** Begin Data to process **
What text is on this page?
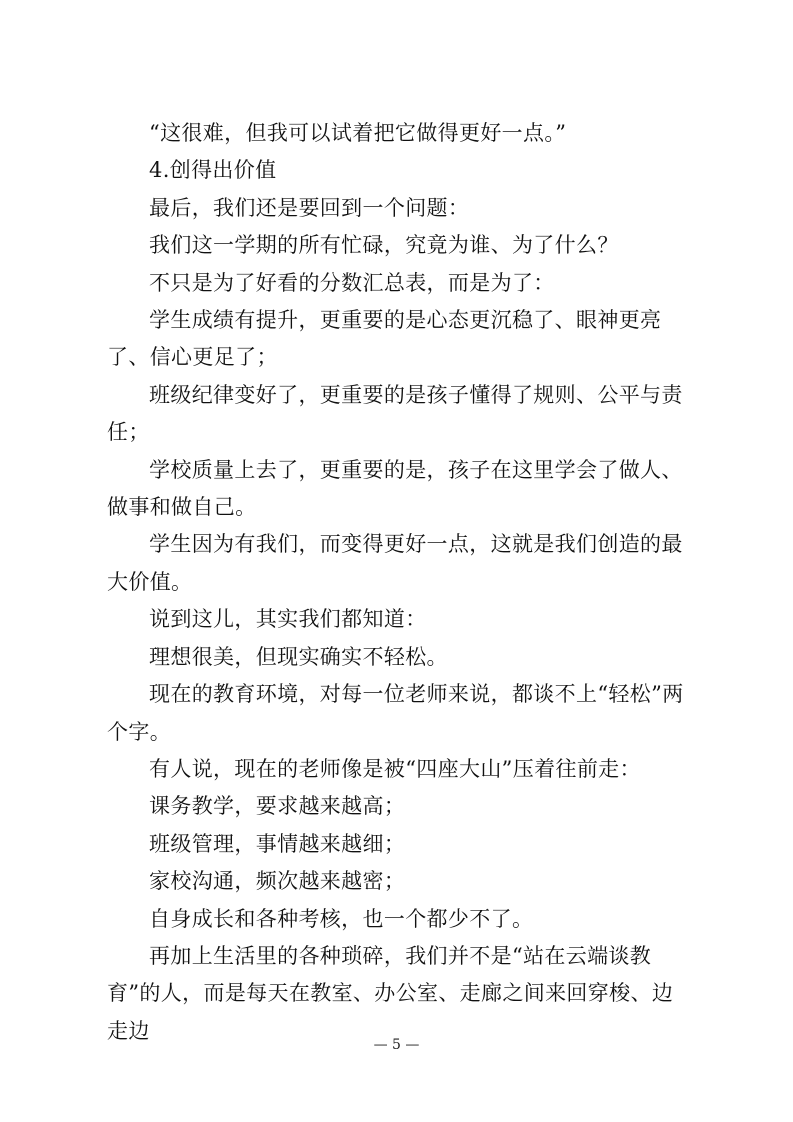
“这很难，但我可以试着把它做得更好一点。”

4.创得出价值

最后，我们还是要回到一个问题：

我们这一学期的所有忙碌，究竟为谁、为了什么？

不只是为了好看的分数汇总表，而是为了：

学生成绩有提升，更重要的是心态更沉稳了、眼神更亮了、信心更足了；

班级纪律变好了，更重要的是孩子懂得了规则、公平与责任；

学校质量上去了，更重要的是，孩子在这里学会了做人、做事和做自己。

学生因为有我们，而变得更好一点，这就是我们创造的最大价值。

说到这儿，其实我们都知道：

理想很美，但现实确实不轻松。

现在的教育环境，对每一位老师来说，都谈不上“轻松”两个字。

有人说，现在的老师像是被“四座大山”压着往前走：

课务教学，要求越来越高；

班级管理，事情越来越细；

家校沟通，频次越来越密；

自身成长和各种考核，也一个都少不了。

再加上生活里的各种琐碎，我们并不是“站在云端谈教育”的人，而是每天在教室、办公室、走廊之间来回穿梭、边走边

— 5 —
** End Data to process **
Given instruction: The listing above needs to be output again exactly. Don't include the pictures.

Written answer:
What text is on this page?
“这很难，但我可以试着把它做得更好一点。”

4.创得出价值

最后，我们还是要回到一个问题：

我们这一学期的所有忙碌，究竟为谁、为了什么？

不只是为了好看的分数汇总表，而是为了：

学生成绩有提升，更重要的是心态更沉稳了、眼神更亮了、信心更足了；

班级纪律变好了，更重要的是孩子懂得了规则、公平与责任；

学校质量上去了，更重要的是，孩子在这里学会了做人、做事和做自己。

学生因为有我们，而变得更好一点，这就是我们创造的最大价值。

说到这儿，其实我们都知道：

理想很美，但现实确实不轻松。

现在的教育环境，对每一位老师来说，都谈不上“轻松”两个字。

有人说，现在的老师像是被“四座大山”压着往前走：

课务教学，要求越来越高；

班级管理，事情越来越细；

家校沟通，频次越来越密；

自身成长和各种考核，也一个都少不了。

再加上生活里的各种琐碎，我们并不是“站在云端谈教育”的人，而是每天在教室、办公室、走廊之间来回穿梭、边走边

— 5 —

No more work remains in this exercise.